**Written exercise**.
Would you pull out every line of the material that contains the string "this"?

Dataset records

--

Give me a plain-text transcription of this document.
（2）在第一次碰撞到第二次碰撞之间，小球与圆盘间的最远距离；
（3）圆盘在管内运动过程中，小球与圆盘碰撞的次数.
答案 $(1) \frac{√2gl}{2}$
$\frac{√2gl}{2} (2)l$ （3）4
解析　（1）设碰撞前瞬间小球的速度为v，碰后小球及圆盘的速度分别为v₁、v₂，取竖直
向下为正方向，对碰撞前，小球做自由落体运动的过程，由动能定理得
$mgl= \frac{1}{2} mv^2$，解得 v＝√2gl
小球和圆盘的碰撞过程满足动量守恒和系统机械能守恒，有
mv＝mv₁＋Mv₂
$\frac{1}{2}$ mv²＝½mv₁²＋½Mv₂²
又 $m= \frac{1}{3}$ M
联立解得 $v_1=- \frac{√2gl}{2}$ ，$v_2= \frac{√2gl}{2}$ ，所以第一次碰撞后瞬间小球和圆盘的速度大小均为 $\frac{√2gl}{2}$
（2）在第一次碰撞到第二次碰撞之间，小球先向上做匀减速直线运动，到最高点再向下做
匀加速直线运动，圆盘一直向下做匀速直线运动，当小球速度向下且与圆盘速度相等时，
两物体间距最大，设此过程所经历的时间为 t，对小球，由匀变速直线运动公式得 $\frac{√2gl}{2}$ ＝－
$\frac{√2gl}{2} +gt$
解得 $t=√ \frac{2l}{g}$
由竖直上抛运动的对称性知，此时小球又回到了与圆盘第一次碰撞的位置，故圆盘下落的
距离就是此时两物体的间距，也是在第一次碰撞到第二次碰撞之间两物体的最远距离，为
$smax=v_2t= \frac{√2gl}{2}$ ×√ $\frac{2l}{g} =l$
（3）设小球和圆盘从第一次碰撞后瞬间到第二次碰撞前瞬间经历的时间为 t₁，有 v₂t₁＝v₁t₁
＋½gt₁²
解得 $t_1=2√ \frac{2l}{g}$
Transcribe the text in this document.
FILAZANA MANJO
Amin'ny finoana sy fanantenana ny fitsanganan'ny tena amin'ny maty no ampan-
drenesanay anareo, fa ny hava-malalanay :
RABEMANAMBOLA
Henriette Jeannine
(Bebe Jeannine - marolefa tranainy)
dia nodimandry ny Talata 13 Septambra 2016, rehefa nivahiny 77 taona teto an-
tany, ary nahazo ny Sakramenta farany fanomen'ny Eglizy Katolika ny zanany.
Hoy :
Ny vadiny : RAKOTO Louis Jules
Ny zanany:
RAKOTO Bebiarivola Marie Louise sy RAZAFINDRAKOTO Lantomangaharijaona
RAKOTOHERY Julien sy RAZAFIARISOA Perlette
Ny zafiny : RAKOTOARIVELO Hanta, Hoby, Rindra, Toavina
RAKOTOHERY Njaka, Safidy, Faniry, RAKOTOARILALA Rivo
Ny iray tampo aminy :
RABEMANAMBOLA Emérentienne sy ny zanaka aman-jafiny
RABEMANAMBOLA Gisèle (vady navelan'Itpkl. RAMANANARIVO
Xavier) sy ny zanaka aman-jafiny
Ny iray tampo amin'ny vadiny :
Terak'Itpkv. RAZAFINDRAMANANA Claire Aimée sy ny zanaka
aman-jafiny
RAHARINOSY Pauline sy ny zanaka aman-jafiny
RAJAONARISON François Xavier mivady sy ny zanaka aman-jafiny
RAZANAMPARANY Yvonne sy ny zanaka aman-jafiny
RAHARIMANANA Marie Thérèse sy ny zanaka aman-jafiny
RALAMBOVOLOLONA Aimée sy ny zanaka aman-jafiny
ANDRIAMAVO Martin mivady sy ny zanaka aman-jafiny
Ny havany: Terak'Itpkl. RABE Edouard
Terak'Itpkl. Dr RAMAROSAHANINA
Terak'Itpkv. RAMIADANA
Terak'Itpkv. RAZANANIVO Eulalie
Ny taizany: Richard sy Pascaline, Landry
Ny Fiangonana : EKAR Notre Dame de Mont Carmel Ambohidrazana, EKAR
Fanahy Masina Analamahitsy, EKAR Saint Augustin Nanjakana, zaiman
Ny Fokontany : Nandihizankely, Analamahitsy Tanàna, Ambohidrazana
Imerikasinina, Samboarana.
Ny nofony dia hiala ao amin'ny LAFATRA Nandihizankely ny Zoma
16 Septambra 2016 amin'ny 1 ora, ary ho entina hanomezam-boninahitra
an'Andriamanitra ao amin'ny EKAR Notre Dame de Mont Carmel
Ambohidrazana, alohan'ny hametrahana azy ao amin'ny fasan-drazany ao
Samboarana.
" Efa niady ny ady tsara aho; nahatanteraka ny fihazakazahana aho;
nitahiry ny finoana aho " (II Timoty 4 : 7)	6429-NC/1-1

--

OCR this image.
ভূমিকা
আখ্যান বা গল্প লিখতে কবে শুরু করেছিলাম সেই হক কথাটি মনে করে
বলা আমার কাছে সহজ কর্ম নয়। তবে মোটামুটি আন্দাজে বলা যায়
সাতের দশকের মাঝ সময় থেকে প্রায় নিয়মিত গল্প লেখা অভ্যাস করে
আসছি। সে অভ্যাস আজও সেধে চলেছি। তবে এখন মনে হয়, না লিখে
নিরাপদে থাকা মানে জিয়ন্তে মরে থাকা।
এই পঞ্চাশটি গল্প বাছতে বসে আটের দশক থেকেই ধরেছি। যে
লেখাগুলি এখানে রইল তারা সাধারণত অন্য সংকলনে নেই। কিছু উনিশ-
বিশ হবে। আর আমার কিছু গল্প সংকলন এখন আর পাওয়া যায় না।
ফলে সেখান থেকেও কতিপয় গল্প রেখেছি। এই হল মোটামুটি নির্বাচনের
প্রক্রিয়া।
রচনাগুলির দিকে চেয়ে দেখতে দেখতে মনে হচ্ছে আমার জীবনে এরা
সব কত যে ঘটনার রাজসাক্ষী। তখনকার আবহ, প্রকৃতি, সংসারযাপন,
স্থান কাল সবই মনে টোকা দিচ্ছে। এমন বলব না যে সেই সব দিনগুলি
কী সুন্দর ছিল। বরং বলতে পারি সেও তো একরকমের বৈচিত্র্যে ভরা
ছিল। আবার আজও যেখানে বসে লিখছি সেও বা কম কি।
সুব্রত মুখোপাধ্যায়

--

**Written solution**.
Give me a plain-text transcription of this document.
Transcribe the text in this document.
OCR this image.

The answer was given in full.